■ 読解の応用
[a] 動物病院選びの文章に基づき、次の問いに答えてください。
(i) ペットが高齢になると、何によって通院が必要になる場合があるとされていますか。
(ii) 動物病院のホームページにどのような記載があれば、冷静に対応できるとされていますか。
(iii) 救急対応についてわからない場合、何をしておく必要があるとされていますか。
[b] 動物病院選びの文章のうち、「かかりつけの動物病院は、日常」から「ブルに備える必要があります。」までを引用してください。

■ 提示文
......

かかりつけの動物病院は、日常的な健康管理と緊急を要する事態に陥った際の相談先として欠かせない存在です。動物病院によって、診療対象や対応している動物の種類、診療時間、アクセスなどが異なります。
ここでは、信頼できる動物病院を見つけるために押さえるべきポイントを解説します。
診療時間内に通えるか
動物病院を選ぶ際には、飼い主さんのライフスタイルと診療時間がマッチしているかどうかが重要です。病気や怪我をしていなくても、ペットの健康を守るためにはワクチン接種や定期検診が欠かせません。また、ペットが高齢になると、慢性疾患により通院が必要になる場合があります。定期的に通うことになれば、仕事を休まずにスケジュール調整できる動物病院である程、飼い主さんの負担を軽減できます。
夜間救急に対応しているか
ペットの体調不良や事故は、夜間や休日にも起こりえるからこそ、緊急時の対応をしてもらえるかどうかを確認しておきましょう。動物病院のホームページに、夜間専用の電話窓口、診療時間外の緊急連絡先の記載があれば冷静に対応できるでしょう。救急対応についてわからない場合、直接獣医に確認しておき、万が一のトラブルに備える必要があります。

......

(文書レイアウト検出データ)
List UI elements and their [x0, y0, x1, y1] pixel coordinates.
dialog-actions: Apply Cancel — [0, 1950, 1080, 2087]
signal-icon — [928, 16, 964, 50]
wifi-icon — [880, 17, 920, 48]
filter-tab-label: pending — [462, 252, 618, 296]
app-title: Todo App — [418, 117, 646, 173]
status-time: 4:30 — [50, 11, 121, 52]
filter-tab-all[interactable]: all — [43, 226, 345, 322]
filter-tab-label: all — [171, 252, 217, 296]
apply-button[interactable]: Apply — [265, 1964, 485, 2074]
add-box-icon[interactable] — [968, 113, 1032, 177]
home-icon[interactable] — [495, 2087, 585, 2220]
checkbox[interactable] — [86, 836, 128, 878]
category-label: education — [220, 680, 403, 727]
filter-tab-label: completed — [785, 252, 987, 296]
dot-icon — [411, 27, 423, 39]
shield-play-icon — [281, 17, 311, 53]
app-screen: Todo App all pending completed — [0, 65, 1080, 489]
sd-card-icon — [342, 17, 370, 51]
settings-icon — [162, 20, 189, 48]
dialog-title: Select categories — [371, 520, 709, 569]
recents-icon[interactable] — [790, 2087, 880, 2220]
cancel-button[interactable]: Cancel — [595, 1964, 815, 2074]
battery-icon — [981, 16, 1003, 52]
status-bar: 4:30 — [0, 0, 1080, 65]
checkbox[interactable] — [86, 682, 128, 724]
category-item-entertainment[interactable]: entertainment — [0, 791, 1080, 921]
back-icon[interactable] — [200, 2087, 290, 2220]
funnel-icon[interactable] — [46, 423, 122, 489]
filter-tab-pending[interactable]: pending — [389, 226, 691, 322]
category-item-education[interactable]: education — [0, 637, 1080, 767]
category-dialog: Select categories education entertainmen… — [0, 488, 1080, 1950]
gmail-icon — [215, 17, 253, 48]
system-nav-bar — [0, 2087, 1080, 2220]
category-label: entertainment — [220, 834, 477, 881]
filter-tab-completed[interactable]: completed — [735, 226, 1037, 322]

......

■ 問題の解答
[a]
(i) 慢性疾患によって通院が必要になる場合があるとされています。
(ii) 夜間専用の電話窓口や、診療時間外の緊急連絡先の記載です。
(iii) 直接獣医に確認しておき、万が一のトラブルに備える必要があります。

[b]
かかりつけの動物病院は、日常的な健康管理と緊急を要する事態に陥った際の相談先として欠かせない存在です。動物病院によって、診療対象や対応している動物の種類、診療時間、アクセスなどが異なります。
ここでは、信頼できる動物病院を見つけるために押さえるべきポイントを解説します。
診療時間内に通えるか
動物病院を選ぶ際には、飼い主さんのライフスタイルと診療時間がマッチしているかどうかが重要です。病気や怪我をしていなくても、ペットの健康を守るためにはワクチン接種や定期検診が欠かせません。また、ペットが高齢になると、慢性疾患により通院が必要になる場合があります。定期的に通うことになれば、仕事を休まずにスケジュール調整できる動物病院である程、飼い主さんの負担を軽減できます。
夜間救急に対応しているか
ペットの体調不良や事故は、夜間や休日にも起こりえるからこそ、緊急時の対応をしてもらえるかどうかを確認しておきましょう。動物病院のホームページに、夜間専用の電話窓口、診療時間外の緊急連絡先の記載があれば冷静に対応できるでしょう。救急対応についてわからない場合、直接獣医に確認しておき、万が一のトラブルに備える必要があります。